━━ Выбранный текст

Его жизнь была нужна
Священник Георгий Кочетков, духовный попечитель Преображенского братства:
– Наша надежда, во-первых, на возрождение памяти и очищение её через покаяние, через разного рода усилия воспоминания, в том числе методами искусства и, конечно же, в церкви. Обязательно в церкви! Надо, чтобы церковь научилась говорить народу то, что народ должен услышать, даже если он от этого отвык, этого не ждёт и сам не просит.
Конечно, оплакивание должно быть личным. То, что говорил господин Вирджилиу, мне очень близко, потому что именно в таких маленьких общинах это лучше всего может произойти. Именно тогда, когда есть личностное измерение, которое так часто потеряно в жизни современных людей, возможно самое глубокое сочувствие и оплакивание.
Зачем вообще нужно оплакивание? Почему нужно отпевание, почему это так важно? Ведь мёртвым всё равно, ведь они этого уже не видят и не присутствуют здесь непосредственным образом. Да потому, что, когда человек оплакан, это свидетельство того, что люди, жившие рядом с ним, жалеют о его отсутствии, о том, что он ушёл от них. Значит, его жизнь была нужна одному, другому, третьему – многим или немногим, но она была нужна. Что было страшно в тоталитарной системе, которая абсолютно всё обезличивала и наполняла какими-то симулякрами, – она вводила в сознание людей понимание, что ты винтик, что в лучшем случае ты функция, которую тебе определят по своему произволу какие-то полуграмотные начальники. И вот это требуется преодолеть.
Оплакивание – это не только воспоминание. Мы не можем в наше время, забывать о Христе. Всё-таки Христос – это жертва. Есть огромное число святых XX века, наша гордость и краса перед всем миром. Это те, кем мы можем похвалиться перед любым человеком, в любом государстве. Они были жертвами, но жертвами за правду, за веру, за единство людей в Духе и Истине. Нужно ценить эти жертвы! А мы их не ценим, мы не понимаем, что они могут быть искупительными жертвами за нас и за бесчисленные грехи в нашей современной жизни, где мы – наследники тоталитарного советского режима, совсем не русского – эти вещи никак нельзя путать.

━━━━
━━ Выдержка из данных

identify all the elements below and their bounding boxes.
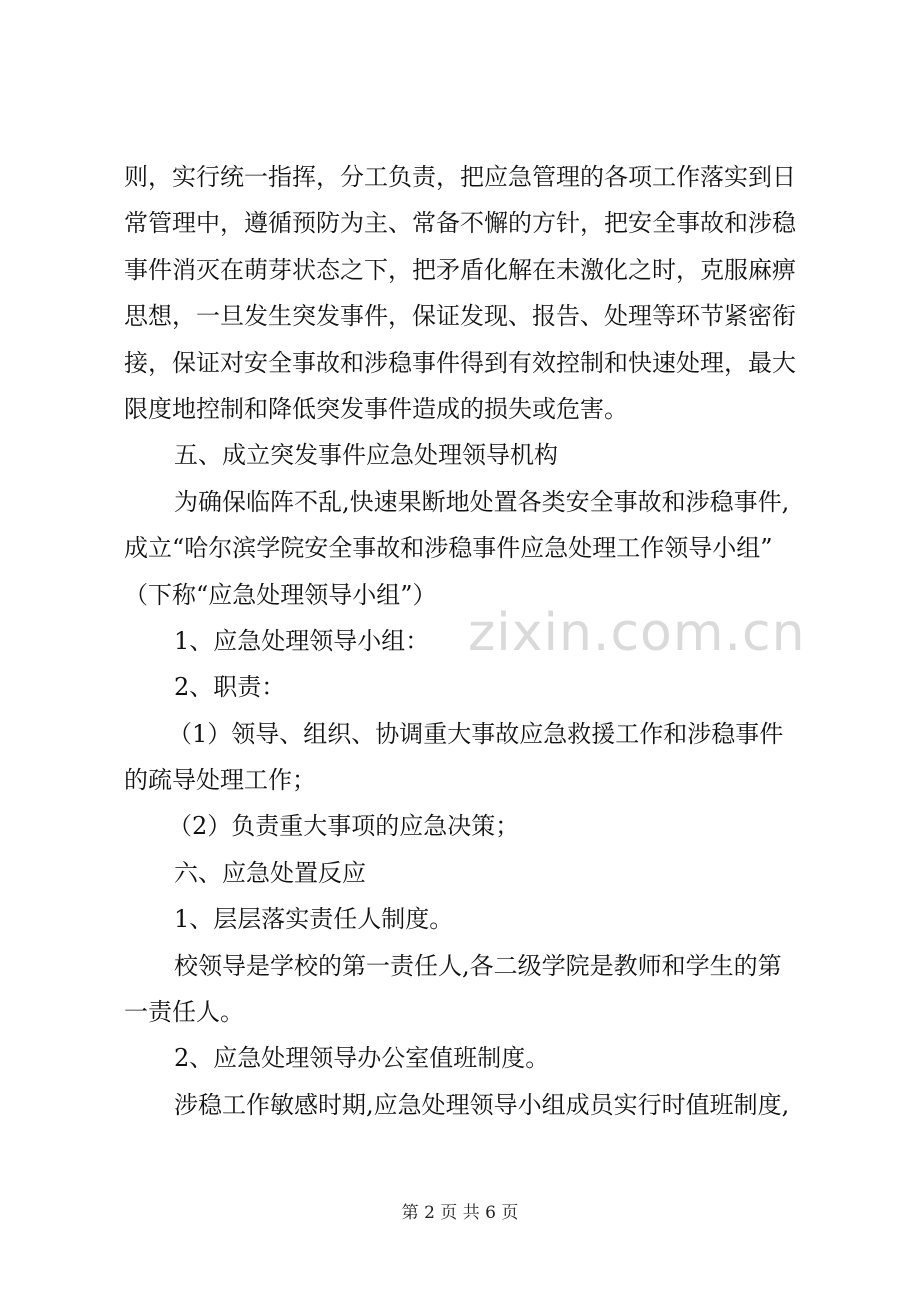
- body-line: 为确保临阵不乱,快速果断地处置各类安全事故和涉稳事件,: [174, 487, 790, 516]
- body-line: 思想，一旦发生突发事件，保证发现、报告、处理等环节紧密衔: [124, 302, 796, 331]
- body-line: 成立“哈尔滨学院安全事故和涉稳事件应急处理工作领导小组”: [124, 534, 773, 563]
- section-heading: 六、应急处置反应: [174, 858, 366, 887]
- list-item: （2）负责重大事项的应急决策；: [168, 812, 520, 841]
- page-indicator: 第 2 页 共 6 页: [401, 1203, 519, 1223]
- body-line: 限度地控制和降低突发事件造成的损失或危害。: [124, 394, 628, 423]
- body-line: 涉稳工作敏感时期,应急处理领导小组成员实行时值班制度,: [174, 1090, 790, 1119]
- body-line: 的疏导处理工作；: [124, 766, 316, 795]
- body-line: 接，保证对安全事故和涉稳事件得到有效控制和快速处理，最大: [124, 348, 796, 377]
- body-line: 一责任人。: [124, 998, 244, 1027]
- body-line: 校领导是学校的第一责任人,各二级学院是教师和学生的第: [174, 951, 782, 980]
- body-line: 则，实行统一指挥，分工负责，把应急管理的各项工作落实到日: [124, 163, 796, 191]
- body-line: 常管理中，遵循预防为主、常备不懈的方针，把安全事故和涉稳: [124, 209, 796, 238]
- list-item: 1、应急处理领导小组：: [174, 626, 430, 655]
- section-heading: 五、成立突发事件应急处理领导机构: [174, 441, 558, 470]
- body-line: 事件消灭在萌芽状态之下，把矛盾化解在未激化之时，克服麻痹: [124, 255, 796, 284]
- list-item: 1、层层落实责任人制度。: [174, 905, 454, 934]
- body-line: （下称“应急处理领导小组”）: [124, 580, 437, 609]
- watermark-text: zixin.com.cn: [468, 603, 806, 663]
- list-item: 2、应急处理领导办公室值班制度。: [174, 1044, 550, 1073]
- list-item: 2、职责：: [174, 673, 286, 702]
- list-item: （1）领导、组织、协调重大事故应急救援工作和涉稳事件: [168, 719, 784, 748]
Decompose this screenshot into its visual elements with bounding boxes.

━━━━

_Задачи для решения_
• a. Кем назван священник Георгий Кочетков в тексте об оплакивании?
• b. Переведите на английский язык предложение из текста об оплакивании: «Оплакивание – это не только воспоминание.»
• c. Продолжите текст об оплакивании с того места, где он заканчивается.
Эти записи взяты из другого источника.

_Ответы к заданиям_
• a. Духовным попечителем Преображенского братства.

• b. Mourning is not only remembrance.

• c.
Конечно, мы должны думать о том, чтобы каждый был носителем этой полноты памяти и сочувствия, чтобы каждый открыл своё сердце и мог посмотреть в глубину своего рода, своей традиции. Некоторые находят там святых, и таких большинство; другие находят палачей, хоть их и не так много, как нам иногда ложно вещают. Когда человек может свою линию жизни продолжить в глубь истории и через современность думать о будущем, не боясь ничего, не оглядываясь по сторонам, – это имеет огромную ценность. Например, я могу назвать по именам всех своих предков по отцовской линии до XIII века: кто кем был, кто при Иване III, при Петре I был при дворе. Когда я это узнал (к сожалению, очень поздно), для меня совершенно по-другому развернулась русская история, отпали все эти мифы, через которые её демонстрировали. Я стал чувствовать свою причастность к ней, и мне стали небезразличны личные судьбы многих людей, не только моих предков. Мне каждый человек важен, если у него есть качество жизни, если у него есть хотя бы стремление к этому качеству, если он может вздохнуть перед Богом за другого человека, а не только о своих бедах. Очень важно, чтобы мы почувствовали своё родство, свою близость, а не бесконечно противопоставляли людей друг другу. Так что это всегда и к нам вопрос: если тебя задела судьба другого человека и особенно его трагическая кончина, когда некому было его помянуть, вспомнить о нём, оплакать его, а часто нельзя было и имени его назвать, то оплакивание приводит тебя совсем в другое состояние. Ты становишься другим, готовым к настоящему покаянию, не только за свои грехи, за которые обязательно нужно каяться, но иногда люди, правда, редчайшие, могут каяться и за целый народ. Такая акция покаяния от имени русского народа и от имени еврейского народа прозвучала на нашем Фестивале в прошлом году. Сейчас ни в том, ни в другом народе нет таких руководителей, которые могли бы сделать это с высоты своего положения, как бывало прежде в истории. А это было бы очень важно для возрождения народа, страны и церкви. Церковь здесь никак нельзя отрывать, противопоставлять народу, истории, современности.
Первый шаг – это именно сочувствие. «И нам сочувствие даётся, как нам даётся благодать». Из глубины этого сочувствия возможно оплакивать, можно успокоить, как бы примирить эти нескончаемые жертвы с жизнью, с нынешними людьми, с нашей историей. Иначе мы всегда будем Ваньками, не помнящими своего родства и ни за что не отвечающими – ни за прошлое, ни за настоящее, ни за будущее.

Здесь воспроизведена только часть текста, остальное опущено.